>>

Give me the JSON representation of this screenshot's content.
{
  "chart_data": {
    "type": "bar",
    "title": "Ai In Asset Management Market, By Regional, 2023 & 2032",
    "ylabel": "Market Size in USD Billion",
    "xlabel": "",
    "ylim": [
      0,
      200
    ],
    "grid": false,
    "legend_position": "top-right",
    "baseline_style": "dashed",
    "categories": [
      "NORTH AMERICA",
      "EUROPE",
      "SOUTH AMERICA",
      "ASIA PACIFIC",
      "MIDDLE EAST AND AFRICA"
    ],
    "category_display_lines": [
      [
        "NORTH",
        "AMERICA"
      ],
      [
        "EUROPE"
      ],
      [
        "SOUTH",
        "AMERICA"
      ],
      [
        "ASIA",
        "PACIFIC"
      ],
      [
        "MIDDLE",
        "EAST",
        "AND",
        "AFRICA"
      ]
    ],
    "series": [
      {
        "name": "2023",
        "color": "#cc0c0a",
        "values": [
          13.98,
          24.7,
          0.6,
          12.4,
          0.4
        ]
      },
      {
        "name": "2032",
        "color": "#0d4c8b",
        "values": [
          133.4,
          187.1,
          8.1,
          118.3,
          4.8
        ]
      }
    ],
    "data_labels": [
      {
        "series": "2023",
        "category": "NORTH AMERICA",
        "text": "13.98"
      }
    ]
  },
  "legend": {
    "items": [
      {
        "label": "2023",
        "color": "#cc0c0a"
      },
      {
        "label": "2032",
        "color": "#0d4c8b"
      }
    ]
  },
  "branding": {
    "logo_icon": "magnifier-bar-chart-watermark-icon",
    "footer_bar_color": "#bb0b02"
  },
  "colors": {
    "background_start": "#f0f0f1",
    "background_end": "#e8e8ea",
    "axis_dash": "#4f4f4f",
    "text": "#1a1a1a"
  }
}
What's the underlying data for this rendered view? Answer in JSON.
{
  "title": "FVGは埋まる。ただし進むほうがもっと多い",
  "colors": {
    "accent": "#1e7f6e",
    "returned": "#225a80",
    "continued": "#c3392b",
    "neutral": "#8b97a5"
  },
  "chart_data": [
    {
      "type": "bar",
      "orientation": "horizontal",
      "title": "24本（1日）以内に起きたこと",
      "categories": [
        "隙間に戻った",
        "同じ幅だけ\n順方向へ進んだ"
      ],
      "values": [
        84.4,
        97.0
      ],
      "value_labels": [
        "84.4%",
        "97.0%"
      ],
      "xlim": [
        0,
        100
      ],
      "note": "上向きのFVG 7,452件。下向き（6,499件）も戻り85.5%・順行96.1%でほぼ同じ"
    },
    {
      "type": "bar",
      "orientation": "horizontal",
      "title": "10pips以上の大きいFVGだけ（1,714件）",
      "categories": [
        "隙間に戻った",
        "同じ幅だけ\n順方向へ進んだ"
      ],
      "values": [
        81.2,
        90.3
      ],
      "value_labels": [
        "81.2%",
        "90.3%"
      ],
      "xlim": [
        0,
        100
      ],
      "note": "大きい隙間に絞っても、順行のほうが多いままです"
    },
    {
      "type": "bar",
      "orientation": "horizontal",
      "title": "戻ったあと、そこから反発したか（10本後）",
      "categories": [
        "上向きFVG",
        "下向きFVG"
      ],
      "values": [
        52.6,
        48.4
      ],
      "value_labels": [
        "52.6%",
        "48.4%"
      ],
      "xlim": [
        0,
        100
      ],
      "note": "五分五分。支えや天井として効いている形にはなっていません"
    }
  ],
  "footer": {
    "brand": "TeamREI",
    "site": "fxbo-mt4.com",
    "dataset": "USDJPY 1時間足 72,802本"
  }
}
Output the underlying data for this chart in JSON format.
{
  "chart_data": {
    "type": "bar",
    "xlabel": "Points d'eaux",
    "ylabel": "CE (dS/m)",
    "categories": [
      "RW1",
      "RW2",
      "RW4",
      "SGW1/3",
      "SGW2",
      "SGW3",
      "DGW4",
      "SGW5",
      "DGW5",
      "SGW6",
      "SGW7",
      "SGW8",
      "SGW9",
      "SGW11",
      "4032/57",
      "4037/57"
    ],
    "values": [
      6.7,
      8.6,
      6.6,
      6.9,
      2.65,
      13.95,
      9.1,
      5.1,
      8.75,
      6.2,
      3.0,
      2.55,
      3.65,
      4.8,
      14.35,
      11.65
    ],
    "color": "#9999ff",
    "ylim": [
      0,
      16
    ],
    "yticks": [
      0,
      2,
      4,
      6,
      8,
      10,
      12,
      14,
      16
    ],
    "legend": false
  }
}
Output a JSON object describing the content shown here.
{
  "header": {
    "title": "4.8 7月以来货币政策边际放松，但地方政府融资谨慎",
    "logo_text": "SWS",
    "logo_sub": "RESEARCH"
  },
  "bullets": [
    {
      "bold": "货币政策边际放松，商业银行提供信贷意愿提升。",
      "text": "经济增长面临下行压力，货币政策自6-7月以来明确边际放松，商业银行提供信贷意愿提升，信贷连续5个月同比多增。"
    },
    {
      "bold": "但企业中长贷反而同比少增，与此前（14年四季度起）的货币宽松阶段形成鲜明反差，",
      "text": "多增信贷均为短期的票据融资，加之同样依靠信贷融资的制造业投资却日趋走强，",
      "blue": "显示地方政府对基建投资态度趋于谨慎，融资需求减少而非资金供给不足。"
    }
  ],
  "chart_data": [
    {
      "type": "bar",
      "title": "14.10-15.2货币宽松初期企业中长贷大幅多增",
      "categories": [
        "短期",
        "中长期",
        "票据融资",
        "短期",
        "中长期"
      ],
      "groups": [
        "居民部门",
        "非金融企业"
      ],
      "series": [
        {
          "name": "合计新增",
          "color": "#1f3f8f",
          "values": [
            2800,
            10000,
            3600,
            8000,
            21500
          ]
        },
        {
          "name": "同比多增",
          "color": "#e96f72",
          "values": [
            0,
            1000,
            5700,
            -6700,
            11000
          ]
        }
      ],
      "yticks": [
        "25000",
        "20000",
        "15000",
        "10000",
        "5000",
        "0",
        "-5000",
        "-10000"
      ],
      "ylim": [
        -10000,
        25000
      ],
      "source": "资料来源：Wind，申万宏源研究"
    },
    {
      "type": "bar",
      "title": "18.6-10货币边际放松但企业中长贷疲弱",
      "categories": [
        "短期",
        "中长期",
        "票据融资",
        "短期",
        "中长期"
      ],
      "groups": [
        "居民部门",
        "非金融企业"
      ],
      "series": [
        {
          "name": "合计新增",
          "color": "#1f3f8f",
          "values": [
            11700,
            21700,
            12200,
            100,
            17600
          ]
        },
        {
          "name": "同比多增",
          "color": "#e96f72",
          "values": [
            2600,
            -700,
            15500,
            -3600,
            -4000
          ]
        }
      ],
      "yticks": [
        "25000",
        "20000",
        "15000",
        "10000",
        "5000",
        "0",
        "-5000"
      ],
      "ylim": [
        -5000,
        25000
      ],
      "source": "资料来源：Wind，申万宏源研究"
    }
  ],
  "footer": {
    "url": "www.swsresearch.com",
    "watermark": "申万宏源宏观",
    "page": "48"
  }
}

<<

Copy the lines from the entries above in which the word "watermark" appears.

**Written reply:**
    "logo_icon": "magnifier-bar-chart-watermark-icon",
    "watermark": "申万宏源宏观",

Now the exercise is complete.